Given problem | Collect every row below that contains the string "general", and copy each one in full.
━━━━━ Supplied records
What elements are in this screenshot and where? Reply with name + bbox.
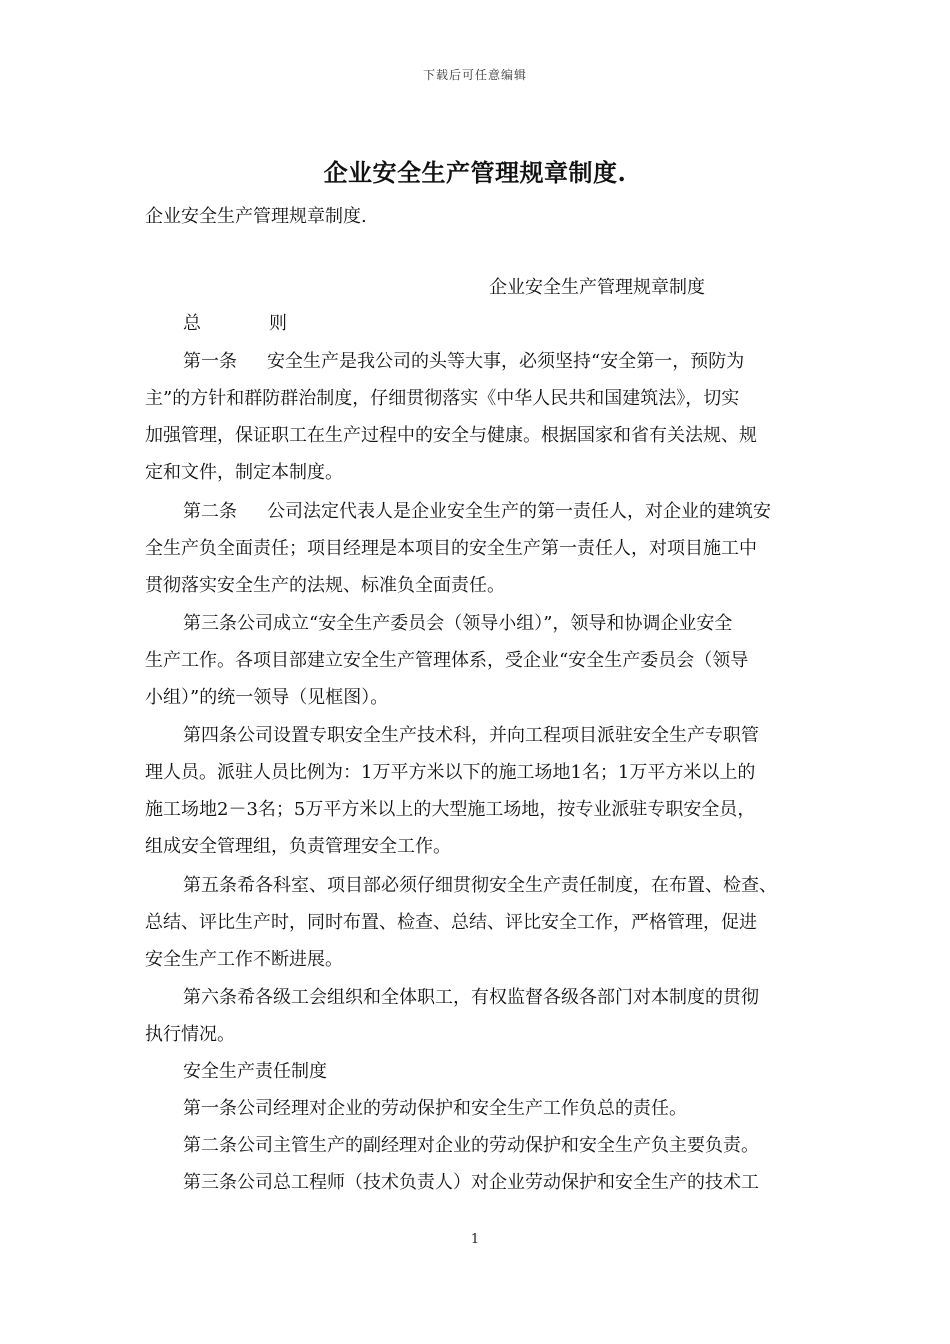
article-3-line-1: 第三条公司成立“安全生产委员会（领导小组）”，领导和协调企业安全 [183, 613, 733, 634]
article-4-line-2: 理人员。派驻人员比例为：1万平方米以下的施工场地1名；1万平方米以上的 [145, 762, 756, 783]
article-6 [145, 979, 809, 1053]
article-3-line-2: 生产工作。各项目部建立安全生产管理体系，受企业“安全生产委员会（领导 [145, 650, 749, 671]
responsibility-article-1-line-1: 第一条公司经理对企业的劳动保护和安全生产工作负总的责任。 [183, 1098, 687, 1119]
document-subtitle: 企业安全生产管理规章制度. [145, 206, 367, 227]
article-4-line-3: 施工场地2－3名；5万平方米以上的大型施工场地，按专业派驻专职安全员， [145, 799, 756, 820]
responsibility-article-3 [145, 1164, 809, 1201]
article-5-line-1: 第五条希各科室、项目部必须仔细贯彻安全生产责任制度，在布置、检查、 [183, 875, 777, 896]
general-heading-right: 则 [269, 313, 287, 334]
section-heading: 企业安全生产管理规章制度 [489, 277, 705, 298]
article-1 [145, 343, 809, 491]
article-2-line-1: 第二条 公司法定代表人是企业安全生产的第一责任人，对企业的建筑安 [183, 501, 771, 522]
article-1-label: 第一条 [183, 351, 237, 372]
article-2-line-2: 全生产负全面责任；项目经理是本项目的安全生产第一责任人，对项目施工中 [145, 538, 757, 559]
general-heading [183, 305, 287, 342]
article-1-line-1: 第一条 安全生产是我公司的头等大事，必须坚持“安全第一，预防为 [183, 351, 745, 372]
article-1-line-4: 定和文件，制定本制度。 [145, 462, 343, 483]
article-6-line-2: 执行情况。 [145, 1024, 235, 1045]
responsibility-article-3-line-1: 第三条公司总工程师（技术负责人）对企业劳动保护和安全生产的技术工 [183, 1172, 759, 1193]
responsibility-section-heading: 安全生产责任制度 [183, 1061, 327, 1082]
article-6-line-1: 第六条希各级工会组织和全体职工，有权监督各级各部门对本制度的贯彻 [183, 987, 759, 1008]
responsibility-article-2 [145, 1127, 809, 1164]
responsibility-article-1 [145, 1090, 809, 1127]
article-4-line-1: 第四条公司设置专职安全生产技术科，并向工程项目派驻安全生产专职管 [183, 725, 759, 746]
article-4-line-4: 组成安全管理组，负责管理安全工作。 [145, 836, 451, 857]
general-heading-left: 总 [183, 313, 201, 334]
responsibility-section [145, 1053, 809, 1090]
article-2-line-3: 贯彻落实安全生产的法规、标准负全面责任。 [145, 575, 505, 596]
article-5-line-2: 总结、评比生产时，同时布置、检查、总结、评比安全工作，严格管理，促进 [145, 912, 757, 933]
article-5 [145, 867, 809, 978]
article-5-line-3: 安全生产工作不断进展。 [145, 949, 343, 970]
article-1-line-3: 加强管理，保证职工在生产过程中的安全与健康。根据国家和省有关法规、规 [145, 425, 757, 446]
article-1-line-2: 主”的方针和群防群治制度，仔细贯彻落实《中华人民共和国建筑法》，切实 [145, 388, 740, 409]
article-3 [145, 605, 809, 716]
article-3-line-3: 小组）”的统一领导（见框图）。 [145, 687, 389, 708]
responsibility-article-2-line-1: 第二条公司主管生产的副经理对企业的劳动保护和安全生产负主要负责。 [183, 1135, 759, 1156]
page-number: 1 [470, 1232, 480, 1247]
page-header: 下载后可任意编辑 [422, 68, 527, 82]
article-2-label: 第二条 [183, 501, 237, 522]
article-2 [145, 493, 809, 604]
document-title: 企业安全生产管理规章制度. [323, 158, 627, 187]
article-4 [145, 717, 809, 865]
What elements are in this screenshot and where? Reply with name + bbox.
━━━━━━━━━━
Worked solution |
general-heading-right: 则 [269, 313, 287, 334]
general-heading [183, 305, 287, 342]
general-heading-left: 总 [183, 313, 201, 334]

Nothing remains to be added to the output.